| Problem to solve |
Quote all of the data exactly as given. Skip every picture it contains.

-- begin Listed entries --

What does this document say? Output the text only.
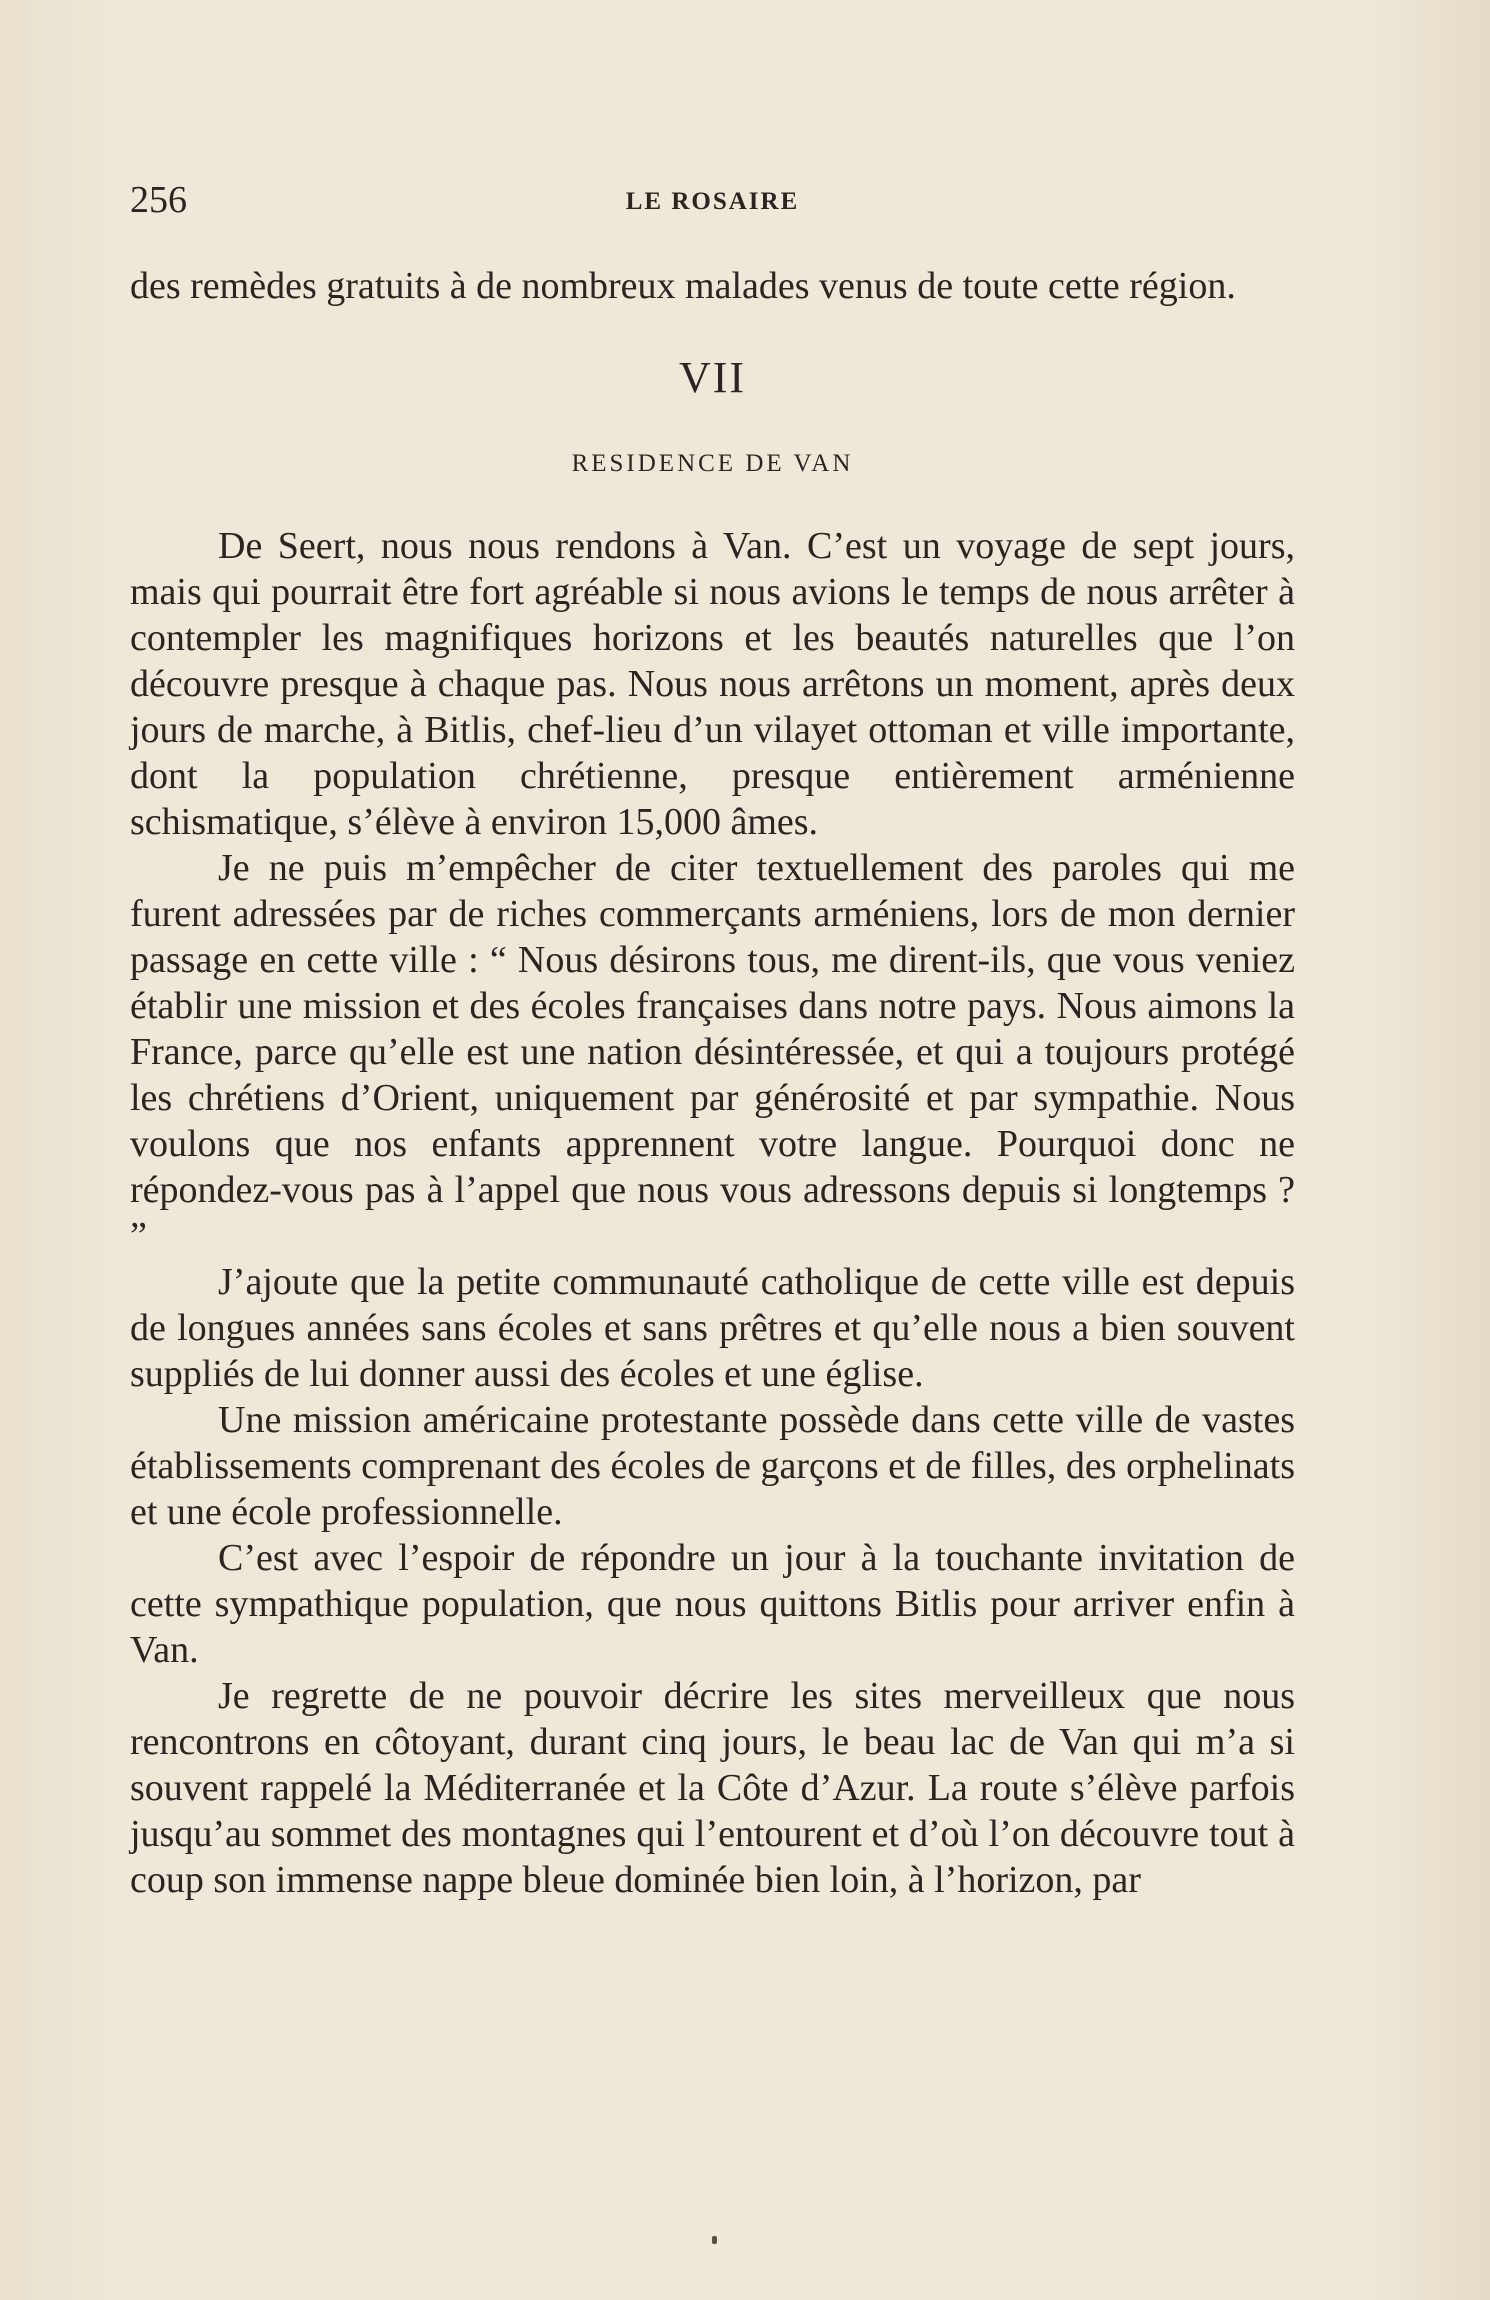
256	LE ROSAIRE

des remèdes gratuits à de nombreux malades venus de toute cette région.

VII

RESIDENCE DE VAN

De Seert, nous nous rendons à Van. C’est un voyage de sept jours, mais qui pourrait être fort agréable si nous avions le temps de nous arrêter à contempler les magnifiques horizons et les beautés naturelles que l’on découvre presque à chaque pas. Nous nous arrêtons un moment, après deux jours de marche, à Bitlis, chef-lieu d’un vilayet ottoman et ville importante, dont la population chrétienne, presque entièrement arménienne schismatique, s’élève à environ 15,000 âmes.

Je ne puis m’empêcher de citer textuellement des paroles qui me furent adressées par de riches commerçants arméniens, lors de mon dernier passage en cette ville : “ Nous désirons tous, me dirent-ils, que vous veniez établir une mission et des écoles françaises dans notre pays. Nous aimons la France, parce qu’elle est une nation désintéressée, et qui a toujours protégé les chrétiens d’Orient, uniquement par générosité et par sympathie. Nous voulons que nos enfants apprennent votre langue. Pourquoi donc ne répondez-vous pas à l’appel que nous vous adressons depuis si longtemps ? ”

J’ajoute que la petite communauté catholique de cette ville est depuis de longues années sans écoles et sans prêtres et qu’elle nous a bien souvent suppliés de lui donner aussi des écoles et une église.

Une mission américaine protestante possède dans cette ville de vastes établissements comprenant des écoles de garçons et de filles, des orphelinats et une école professionnelle.

C’est avec l’espoir de répondre un jour à la touchante invitation de cette sympathique population, que nous quittons Bitlis pour arriver enfin à Van.

Je regrette de ne pouvoir décrire les sites merveilleux que nous rencontrons en côtoyant, durant cinq jours, le beau lac de Van qui m’a si souvent rappelé la Méditerranée et la Côte d’Azur. La route s’élève parfois jusqu’au sommet des montagnes qui l’entourent et d’où l’on découvre tout à coup son immense nappe bleue dominée bien loin, à l’horizon, par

-- end Listed entries --

| Output |
What does this document say? Output the text only.
256	LE ROSAIRE

des remèdes gratuits à de nombreux malades venus de toute cette région.

VII

RESIDENCE DE VAN

De Seert, nous nous rendons à Van. C’est un voyage de sept jours, mais qui pourrait être fort agréable si nous avions le temps de nous arrêter à contempler les magnifiques horizons et les beautés naturelles que l’on découvre presque à chaque pas. Nous nous arrêtons un moment, après deux jours de marche, à Bitlis, chef-lieu d’un vilayet ottoman et ville importante, dont la population chrétienne, presque entièrement arménienne schismatique, s’élève à environ 15,000 âmes.

Je ne puis m’empêcher de citer textuellement des paroles qui me furent adressées par de riches commerçants arméniens, lors de mon dernier passage en cette ville : “ Nous désirons tous, me dirent-ils, que vous veniez établir une mission et des écoles françaises dans notre pays. Nous aimons la France, parce qu’elle est une nation désintéressée, et qui a toujours protégé les chrétiens d’Orient, uniquement par générosité et par sympathie. Nous voulons que nos enfants apprennent votre langue. Pourquoi donc ne répondez-vous pas à l’appel que nous vous adressons depuis si longtemps ? ”

J’ajoute que la petite communauté catholique de cette ville est depuis de longues années sans écoles et sans prêtres et qu’elle nous a bien souvent suppliés de lui donner aussi des écoles et une église.

Une mission américaine protestante possède dans cette ville de vastes établissements comprenant des écoles de garçons et de filles, des orphelinats et une école professionnelle.

C’est avec l’espoir de répondre un jour à la touchante invitation de cette sympathique population, que nous quittons Bitlis pour arriver enfin à Van.

Je regrette de ne pouvoir décrire les sites merveilleux que nous rencontrons en côtoyant, durant cinq jours, le beau lac de Van qui m’a si souvent rappelé la Méditerranée et la Côte d’Azur. La route s’élève parfois jusqu’au sommet des montagnes qui l’entourent et d’où l’on découvre tout à coup son immense nappe bleue dominée bien loin, à l’horizon, par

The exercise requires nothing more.